Excerpted from "A Fetish for Men," by Gloria Brame, @2014
I was a breach baby. I was born to land on my feet.
Sometimes, people say to me they wish they were me or at least more like me. I always think, wow, really? In order to be me, or like me, you'd need to have felt what I felt and lived what I lived starting in childhood. It wouldn't work otherwise.
I wouldn't wish my childhood on anyone. My parents tried to instill working class ambitions, strict adherence to all norms, safe social invisibility, and a constant awareness that, literally at any second, everything you love and care about could be destroyed. “Just fit in,” they would always say. It was a problem for a kid who didn't fit anywhere.
One learns an awful lot of things from being the child of Holocaust survivors but I cannot say if they are things any children should have to learn. When you're a kid, you don't judge or analyze moral lessons. You accept them in the naive certainty that your parents know the truth and wouldn't teach you lies. You see the world the way they see the world and, for an awful lot of people, it never goes further than that. They will believe the things they learned at age five for the rest of their lives, without asking themselves whether those lessons were right in the first place.

DATA SUPPLIED:

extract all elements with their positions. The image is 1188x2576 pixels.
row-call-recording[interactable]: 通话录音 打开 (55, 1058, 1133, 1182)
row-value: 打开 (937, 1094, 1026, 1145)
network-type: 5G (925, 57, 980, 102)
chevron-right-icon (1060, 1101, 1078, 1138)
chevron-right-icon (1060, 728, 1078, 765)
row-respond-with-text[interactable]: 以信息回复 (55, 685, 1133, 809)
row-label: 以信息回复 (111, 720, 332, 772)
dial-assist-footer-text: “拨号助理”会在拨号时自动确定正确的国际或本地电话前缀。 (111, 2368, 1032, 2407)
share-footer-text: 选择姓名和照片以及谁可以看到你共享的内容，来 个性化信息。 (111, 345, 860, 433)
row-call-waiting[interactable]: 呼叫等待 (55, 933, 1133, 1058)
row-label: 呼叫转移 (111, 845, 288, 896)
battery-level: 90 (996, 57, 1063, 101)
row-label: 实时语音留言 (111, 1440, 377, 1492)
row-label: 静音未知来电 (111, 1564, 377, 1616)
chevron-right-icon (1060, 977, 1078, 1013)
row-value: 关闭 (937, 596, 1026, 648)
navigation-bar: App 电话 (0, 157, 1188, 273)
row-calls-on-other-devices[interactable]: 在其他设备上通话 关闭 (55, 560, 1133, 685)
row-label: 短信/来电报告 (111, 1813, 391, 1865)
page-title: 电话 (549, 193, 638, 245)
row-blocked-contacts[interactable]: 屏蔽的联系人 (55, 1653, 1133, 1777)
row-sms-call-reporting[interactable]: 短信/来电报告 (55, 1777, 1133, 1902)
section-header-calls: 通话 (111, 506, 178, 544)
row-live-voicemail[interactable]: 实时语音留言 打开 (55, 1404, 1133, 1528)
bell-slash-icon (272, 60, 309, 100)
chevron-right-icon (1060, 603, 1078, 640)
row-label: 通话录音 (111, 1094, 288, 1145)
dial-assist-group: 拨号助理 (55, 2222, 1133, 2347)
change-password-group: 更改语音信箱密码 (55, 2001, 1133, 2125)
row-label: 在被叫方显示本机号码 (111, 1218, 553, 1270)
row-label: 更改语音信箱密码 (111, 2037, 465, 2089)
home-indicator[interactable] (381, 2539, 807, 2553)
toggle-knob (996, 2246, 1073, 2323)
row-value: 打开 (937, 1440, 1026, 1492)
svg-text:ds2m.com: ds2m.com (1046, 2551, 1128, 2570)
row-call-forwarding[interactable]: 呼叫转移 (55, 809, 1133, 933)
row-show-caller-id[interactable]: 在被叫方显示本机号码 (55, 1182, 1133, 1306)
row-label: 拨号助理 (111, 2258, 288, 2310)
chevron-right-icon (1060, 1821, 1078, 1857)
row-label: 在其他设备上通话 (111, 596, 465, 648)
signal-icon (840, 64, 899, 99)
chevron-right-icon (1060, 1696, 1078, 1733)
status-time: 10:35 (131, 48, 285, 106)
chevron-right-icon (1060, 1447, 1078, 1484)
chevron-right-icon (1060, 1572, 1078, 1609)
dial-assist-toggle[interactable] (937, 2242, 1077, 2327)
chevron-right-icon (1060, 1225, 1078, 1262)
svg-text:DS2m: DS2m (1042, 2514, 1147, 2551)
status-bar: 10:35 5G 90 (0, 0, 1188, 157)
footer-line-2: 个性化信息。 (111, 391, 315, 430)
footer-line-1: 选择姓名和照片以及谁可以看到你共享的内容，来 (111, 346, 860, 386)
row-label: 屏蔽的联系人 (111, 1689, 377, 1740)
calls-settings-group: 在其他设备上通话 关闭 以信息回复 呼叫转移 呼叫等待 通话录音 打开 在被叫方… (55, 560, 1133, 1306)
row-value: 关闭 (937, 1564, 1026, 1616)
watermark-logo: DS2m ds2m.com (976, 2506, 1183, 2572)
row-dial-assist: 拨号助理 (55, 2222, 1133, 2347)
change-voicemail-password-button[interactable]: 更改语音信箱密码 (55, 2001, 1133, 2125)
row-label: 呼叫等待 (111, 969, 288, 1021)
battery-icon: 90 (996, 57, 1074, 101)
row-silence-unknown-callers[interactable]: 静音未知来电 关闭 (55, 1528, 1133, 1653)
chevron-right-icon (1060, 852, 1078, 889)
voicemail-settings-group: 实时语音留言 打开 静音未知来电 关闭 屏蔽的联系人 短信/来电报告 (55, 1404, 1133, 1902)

TASK DESCRIPTION: Reproduce the childhood memoir excerpt word for word, from "Sometimes, people say" up to and including "wouldn't work otherwise.".

ANSWER TO THE EXERCISE:
Sometimes, people say to me they wish they were me or at least more like me. I always think, wow, really? In order to be me, or like me, you'd need to have felt what I felt and lived what I lived starting in childhood. It wouldn't work otherwise.